- _Your goal_: Take every line where the string "structure" appears and copy it.

- _Input for this task_:
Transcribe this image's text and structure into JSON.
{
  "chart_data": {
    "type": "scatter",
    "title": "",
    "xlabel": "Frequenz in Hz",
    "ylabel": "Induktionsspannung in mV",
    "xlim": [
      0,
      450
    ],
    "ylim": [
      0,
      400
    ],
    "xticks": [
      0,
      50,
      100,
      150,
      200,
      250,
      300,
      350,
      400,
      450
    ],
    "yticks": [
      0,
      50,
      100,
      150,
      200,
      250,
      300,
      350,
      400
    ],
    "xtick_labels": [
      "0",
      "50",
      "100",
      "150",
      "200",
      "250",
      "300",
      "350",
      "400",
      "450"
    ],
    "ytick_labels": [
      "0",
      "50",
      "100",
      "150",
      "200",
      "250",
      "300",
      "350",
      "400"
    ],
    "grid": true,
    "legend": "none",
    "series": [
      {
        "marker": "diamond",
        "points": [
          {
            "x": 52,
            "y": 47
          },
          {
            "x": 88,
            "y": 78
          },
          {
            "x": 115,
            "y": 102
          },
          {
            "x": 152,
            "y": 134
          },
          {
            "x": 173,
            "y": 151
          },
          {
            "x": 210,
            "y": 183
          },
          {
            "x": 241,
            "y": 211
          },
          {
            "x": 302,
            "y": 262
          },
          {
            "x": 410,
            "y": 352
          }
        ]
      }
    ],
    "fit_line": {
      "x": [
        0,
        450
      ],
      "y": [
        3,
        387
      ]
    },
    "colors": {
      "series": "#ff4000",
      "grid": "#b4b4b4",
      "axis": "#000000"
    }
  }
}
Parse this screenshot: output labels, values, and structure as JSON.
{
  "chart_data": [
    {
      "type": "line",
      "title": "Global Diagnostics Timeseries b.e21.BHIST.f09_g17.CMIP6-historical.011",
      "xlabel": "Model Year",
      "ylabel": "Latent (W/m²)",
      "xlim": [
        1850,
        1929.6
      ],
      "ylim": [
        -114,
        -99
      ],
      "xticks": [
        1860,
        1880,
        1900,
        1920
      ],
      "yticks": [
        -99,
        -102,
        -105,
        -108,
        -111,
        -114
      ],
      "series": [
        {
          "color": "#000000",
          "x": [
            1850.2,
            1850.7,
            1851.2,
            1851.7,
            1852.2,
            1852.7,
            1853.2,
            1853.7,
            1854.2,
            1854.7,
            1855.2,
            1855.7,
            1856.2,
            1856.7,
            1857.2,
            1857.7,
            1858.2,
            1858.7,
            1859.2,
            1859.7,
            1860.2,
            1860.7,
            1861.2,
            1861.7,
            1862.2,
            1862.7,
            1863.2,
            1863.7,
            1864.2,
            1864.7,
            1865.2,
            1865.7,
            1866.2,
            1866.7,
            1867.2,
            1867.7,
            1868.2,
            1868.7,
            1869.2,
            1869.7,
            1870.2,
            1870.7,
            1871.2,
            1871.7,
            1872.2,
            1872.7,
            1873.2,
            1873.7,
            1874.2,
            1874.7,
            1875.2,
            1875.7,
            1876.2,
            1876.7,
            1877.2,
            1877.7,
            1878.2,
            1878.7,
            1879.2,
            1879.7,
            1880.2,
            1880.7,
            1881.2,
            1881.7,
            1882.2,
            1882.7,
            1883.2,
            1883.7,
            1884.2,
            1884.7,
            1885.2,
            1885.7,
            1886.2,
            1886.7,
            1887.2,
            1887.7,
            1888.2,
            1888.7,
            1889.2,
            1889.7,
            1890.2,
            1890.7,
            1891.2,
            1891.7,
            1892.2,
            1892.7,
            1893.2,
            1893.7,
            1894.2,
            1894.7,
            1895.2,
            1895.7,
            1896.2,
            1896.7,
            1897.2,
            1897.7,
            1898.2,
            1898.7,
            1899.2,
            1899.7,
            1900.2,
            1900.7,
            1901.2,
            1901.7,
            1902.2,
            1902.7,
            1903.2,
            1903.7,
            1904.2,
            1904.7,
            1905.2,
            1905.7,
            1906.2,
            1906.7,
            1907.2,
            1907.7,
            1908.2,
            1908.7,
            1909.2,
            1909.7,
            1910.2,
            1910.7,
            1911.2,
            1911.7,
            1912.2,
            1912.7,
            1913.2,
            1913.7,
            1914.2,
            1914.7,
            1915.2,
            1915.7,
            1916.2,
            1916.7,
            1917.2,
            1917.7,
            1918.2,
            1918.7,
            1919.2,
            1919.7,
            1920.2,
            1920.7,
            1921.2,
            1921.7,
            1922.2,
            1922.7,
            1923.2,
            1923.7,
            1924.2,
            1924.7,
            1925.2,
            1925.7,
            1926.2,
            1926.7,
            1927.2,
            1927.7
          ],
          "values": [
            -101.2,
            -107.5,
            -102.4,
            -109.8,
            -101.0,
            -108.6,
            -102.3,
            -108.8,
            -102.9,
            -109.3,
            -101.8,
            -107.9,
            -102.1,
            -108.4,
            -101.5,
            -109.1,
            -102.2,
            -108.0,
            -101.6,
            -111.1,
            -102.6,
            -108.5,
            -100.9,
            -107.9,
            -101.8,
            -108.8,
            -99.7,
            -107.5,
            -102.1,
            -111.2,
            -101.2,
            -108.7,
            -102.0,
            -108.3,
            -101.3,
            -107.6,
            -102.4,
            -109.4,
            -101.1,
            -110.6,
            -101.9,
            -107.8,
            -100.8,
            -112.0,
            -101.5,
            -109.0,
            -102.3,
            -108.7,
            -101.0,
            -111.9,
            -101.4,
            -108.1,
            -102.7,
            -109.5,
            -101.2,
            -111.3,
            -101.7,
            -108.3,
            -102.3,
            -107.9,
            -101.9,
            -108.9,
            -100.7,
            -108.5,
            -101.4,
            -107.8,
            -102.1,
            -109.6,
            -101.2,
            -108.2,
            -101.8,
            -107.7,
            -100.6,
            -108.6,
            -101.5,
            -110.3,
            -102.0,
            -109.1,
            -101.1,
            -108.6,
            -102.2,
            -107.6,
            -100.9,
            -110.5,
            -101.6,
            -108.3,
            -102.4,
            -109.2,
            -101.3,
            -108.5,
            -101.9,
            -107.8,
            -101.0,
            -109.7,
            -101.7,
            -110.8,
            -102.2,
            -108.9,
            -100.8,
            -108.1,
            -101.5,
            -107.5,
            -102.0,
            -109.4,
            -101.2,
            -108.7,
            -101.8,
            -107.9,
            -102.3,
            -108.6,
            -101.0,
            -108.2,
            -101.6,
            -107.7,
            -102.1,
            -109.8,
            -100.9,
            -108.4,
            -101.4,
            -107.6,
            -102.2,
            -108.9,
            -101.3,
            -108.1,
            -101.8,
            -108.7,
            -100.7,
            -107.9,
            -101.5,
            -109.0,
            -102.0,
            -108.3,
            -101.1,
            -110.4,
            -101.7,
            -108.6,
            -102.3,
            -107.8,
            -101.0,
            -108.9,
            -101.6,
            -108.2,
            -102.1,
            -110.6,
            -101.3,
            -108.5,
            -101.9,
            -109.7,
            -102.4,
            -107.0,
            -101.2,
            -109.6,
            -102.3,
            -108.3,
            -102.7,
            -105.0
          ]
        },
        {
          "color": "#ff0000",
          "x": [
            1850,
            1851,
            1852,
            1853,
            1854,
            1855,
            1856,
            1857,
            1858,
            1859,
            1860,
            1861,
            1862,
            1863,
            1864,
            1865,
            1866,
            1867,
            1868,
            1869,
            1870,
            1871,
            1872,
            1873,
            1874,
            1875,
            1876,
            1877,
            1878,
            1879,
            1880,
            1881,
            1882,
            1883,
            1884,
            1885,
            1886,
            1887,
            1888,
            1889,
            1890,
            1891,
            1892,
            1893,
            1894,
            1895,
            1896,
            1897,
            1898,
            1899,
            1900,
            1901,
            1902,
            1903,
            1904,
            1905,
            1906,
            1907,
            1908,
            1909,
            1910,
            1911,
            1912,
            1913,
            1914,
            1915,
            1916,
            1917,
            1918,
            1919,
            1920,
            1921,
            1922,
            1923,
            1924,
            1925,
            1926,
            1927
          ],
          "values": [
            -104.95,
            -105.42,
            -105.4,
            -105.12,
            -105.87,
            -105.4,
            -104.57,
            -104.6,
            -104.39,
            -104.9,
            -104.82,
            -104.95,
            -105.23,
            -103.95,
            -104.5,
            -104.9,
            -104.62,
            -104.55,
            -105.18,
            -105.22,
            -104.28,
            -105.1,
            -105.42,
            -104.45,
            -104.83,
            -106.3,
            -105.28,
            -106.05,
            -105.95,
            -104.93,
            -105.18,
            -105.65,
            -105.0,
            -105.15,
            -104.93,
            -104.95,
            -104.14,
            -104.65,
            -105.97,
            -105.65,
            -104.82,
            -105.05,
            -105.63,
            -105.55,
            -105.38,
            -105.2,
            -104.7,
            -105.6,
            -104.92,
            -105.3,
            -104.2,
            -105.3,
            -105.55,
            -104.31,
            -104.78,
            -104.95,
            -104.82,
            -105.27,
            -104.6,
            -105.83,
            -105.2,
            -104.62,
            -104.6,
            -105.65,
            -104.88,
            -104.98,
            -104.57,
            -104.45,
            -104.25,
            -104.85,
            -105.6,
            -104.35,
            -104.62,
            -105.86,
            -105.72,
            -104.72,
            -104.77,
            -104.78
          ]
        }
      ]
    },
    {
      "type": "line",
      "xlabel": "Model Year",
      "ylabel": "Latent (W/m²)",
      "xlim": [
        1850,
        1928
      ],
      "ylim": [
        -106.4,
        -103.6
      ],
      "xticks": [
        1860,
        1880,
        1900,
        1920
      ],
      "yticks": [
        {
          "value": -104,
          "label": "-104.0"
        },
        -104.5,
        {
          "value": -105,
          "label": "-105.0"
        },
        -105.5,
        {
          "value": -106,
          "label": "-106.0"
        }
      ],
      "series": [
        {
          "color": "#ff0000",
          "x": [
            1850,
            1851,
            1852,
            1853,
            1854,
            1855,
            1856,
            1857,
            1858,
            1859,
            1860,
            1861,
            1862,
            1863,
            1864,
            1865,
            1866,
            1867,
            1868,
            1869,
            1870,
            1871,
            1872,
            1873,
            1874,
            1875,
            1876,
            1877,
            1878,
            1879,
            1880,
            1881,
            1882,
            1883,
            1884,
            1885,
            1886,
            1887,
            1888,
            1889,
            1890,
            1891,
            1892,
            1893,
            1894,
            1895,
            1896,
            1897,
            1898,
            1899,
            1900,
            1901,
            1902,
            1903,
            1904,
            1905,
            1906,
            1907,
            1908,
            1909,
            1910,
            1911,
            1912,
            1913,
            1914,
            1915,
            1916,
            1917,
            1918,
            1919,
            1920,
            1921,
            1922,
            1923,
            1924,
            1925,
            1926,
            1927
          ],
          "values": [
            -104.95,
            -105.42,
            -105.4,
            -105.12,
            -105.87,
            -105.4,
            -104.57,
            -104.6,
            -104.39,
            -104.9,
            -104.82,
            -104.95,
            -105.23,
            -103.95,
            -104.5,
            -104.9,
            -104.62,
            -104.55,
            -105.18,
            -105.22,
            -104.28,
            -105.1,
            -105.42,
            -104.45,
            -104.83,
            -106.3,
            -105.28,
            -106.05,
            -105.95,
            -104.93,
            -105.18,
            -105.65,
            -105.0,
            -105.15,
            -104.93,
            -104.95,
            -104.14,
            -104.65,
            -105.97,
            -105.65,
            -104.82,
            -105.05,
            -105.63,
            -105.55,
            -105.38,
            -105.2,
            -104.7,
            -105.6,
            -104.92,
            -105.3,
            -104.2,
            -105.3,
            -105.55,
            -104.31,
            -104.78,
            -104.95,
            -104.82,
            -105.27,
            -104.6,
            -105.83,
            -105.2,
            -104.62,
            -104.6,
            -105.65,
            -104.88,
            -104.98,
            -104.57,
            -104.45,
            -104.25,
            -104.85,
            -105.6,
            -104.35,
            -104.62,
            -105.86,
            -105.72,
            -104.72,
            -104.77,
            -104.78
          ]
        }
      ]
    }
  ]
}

- _Expected answer_:
Transcribe this image's text and structure into JSON.
Parse this screenshot: output labels, values, and structure as JSON.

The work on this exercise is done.